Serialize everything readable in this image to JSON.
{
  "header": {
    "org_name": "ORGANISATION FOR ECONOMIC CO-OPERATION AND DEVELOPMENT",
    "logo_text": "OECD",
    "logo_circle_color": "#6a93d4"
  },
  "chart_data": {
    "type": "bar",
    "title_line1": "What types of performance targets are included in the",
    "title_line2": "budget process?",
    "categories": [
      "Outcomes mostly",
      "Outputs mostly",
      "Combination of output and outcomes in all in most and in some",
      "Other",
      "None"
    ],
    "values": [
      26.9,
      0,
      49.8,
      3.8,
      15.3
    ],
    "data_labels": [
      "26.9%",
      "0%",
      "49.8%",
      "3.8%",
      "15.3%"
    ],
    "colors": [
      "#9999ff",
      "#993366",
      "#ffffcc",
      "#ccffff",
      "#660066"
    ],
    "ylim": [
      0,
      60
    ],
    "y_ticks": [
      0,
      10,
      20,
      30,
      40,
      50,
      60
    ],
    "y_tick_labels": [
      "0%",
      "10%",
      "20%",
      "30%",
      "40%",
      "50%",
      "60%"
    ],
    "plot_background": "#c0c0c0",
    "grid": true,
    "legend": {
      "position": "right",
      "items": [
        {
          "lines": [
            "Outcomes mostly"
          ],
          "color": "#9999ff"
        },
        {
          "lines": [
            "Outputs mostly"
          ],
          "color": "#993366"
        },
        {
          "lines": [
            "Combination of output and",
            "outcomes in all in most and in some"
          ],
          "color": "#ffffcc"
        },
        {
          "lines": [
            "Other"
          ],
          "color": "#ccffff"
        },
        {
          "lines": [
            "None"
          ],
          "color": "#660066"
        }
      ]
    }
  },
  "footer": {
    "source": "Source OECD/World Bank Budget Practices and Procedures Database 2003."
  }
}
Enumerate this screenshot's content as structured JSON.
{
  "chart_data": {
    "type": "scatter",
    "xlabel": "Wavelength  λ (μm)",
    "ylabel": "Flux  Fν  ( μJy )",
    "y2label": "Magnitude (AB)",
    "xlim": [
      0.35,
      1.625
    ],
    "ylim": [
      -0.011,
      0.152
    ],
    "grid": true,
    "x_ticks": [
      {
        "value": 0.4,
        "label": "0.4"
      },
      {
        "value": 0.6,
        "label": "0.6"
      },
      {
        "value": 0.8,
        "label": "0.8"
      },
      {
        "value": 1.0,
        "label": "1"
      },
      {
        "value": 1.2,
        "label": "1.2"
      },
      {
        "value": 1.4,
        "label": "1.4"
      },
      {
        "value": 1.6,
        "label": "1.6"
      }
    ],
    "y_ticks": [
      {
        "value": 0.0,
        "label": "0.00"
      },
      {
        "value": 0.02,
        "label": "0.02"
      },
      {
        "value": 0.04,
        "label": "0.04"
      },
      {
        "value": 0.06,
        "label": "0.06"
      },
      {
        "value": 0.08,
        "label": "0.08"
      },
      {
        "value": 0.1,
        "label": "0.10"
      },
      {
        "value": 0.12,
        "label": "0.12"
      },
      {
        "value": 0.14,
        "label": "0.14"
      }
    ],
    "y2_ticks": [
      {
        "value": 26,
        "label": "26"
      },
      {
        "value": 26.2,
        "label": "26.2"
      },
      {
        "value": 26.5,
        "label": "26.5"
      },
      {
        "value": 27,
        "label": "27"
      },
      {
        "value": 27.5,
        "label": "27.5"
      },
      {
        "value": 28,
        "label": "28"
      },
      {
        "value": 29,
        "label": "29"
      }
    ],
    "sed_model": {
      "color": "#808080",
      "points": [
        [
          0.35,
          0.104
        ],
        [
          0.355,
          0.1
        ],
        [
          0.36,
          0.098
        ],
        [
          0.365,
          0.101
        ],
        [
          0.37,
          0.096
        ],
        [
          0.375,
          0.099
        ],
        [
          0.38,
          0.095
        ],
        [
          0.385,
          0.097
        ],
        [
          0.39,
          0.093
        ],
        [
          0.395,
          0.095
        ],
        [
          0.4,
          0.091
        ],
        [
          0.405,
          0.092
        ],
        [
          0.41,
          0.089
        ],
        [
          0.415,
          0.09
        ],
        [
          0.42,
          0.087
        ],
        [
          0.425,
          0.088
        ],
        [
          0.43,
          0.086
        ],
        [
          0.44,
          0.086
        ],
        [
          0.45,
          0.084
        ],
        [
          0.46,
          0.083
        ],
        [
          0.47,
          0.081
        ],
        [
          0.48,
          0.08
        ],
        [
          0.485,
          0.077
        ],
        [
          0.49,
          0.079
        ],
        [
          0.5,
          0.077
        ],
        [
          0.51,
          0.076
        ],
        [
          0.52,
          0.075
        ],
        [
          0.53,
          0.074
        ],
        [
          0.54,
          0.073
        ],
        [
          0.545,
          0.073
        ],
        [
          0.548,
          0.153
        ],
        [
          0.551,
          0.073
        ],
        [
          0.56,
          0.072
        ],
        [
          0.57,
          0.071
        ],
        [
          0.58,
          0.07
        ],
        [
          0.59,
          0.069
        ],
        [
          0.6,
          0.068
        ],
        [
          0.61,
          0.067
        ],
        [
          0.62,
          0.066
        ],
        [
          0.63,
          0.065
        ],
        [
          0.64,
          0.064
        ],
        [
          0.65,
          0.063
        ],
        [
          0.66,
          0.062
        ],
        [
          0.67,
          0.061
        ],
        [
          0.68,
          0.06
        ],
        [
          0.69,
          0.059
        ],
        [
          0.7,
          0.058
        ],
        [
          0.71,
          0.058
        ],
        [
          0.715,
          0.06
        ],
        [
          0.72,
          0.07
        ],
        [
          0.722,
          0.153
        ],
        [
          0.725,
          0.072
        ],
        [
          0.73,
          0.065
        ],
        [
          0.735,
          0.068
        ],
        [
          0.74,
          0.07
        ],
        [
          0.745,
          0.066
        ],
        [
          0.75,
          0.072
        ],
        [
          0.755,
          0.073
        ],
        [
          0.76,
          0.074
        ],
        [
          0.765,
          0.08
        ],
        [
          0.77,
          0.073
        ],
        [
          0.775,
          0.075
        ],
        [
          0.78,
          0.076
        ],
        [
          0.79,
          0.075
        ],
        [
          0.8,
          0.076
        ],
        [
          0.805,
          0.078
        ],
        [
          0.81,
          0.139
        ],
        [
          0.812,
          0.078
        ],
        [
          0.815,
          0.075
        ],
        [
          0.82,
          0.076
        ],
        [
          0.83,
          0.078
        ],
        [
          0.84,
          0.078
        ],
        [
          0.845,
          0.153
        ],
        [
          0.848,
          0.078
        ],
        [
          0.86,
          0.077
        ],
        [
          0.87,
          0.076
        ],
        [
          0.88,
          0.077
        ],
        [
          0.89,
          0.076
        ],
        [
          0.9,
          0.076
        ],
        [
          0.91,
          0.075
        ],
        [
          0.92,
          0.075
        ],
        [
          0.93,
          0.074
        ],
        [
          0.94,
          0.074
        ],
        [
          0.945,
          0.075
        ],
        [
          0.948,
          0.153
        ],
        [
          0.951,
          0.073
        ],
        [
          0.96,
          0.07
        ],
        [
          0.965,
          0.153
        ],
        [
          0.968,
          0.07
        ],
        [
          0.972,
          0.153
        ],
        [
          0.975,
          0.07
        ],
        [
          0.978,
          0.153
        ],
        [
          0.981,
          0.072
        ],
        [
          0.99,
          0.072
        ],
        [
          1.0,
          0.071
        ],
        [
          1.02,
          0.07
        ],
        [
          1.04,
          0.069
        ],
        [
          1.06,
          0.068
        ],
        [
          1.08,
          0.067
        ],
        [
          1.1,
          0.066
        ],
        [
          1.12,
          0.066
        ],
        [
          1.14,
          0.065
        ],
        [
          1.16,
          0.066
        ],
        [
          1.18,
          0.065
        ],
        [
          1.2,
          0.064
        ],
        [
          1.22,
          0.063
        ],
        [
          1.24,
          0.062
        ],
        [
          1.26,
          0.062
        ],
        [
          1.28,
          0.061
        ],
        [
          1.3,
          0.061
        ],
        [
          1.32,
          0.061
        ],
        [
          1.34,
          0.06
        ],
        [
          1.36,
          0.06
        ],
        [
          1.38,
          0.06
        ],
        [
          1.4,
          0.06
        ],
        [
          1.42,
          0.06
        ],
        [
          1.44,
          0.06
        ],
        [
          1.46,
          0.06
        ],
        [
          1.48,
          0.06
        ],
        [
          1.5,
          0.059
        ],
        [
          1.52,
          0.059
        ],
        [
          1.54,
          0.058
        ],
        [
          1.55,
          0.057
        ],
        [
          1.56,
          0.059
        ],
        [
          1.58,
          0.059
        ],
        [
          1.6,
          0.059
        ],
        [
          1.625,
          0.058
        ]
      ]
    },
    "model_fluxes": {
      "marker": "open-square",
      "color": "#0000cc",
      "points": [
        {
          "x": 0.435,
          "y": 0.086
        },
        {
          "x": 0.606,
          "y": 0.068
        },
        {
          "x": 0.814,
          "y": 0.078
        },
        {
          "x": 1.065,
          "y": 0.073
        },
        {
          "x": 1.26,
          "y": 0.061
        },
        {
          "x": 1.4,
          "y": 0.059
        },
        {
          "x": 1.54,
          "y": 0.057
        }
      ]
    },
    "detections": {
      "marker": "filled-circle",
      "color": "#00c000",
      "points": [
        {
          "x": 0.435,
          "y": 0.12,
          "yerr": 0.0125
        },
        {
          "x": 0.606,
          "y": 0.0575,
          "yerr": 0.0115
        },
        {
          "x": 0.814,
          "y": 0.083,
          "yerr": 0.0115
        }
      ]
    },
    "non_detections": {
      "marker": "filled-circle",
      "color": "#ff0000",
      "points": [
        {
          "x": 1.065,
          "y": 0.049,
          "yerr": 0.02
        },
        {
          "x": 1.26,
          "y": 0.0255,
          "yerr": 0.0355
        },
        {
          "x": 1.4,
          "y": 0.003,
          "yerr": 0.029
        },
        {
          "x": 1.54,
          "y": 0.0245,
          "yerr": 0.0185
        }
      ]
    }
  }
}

==============================

THE EXERCISE:
Count up every line above that has the word "mostly" in it; answer with the number alone.

CORRECT ANSWER:
4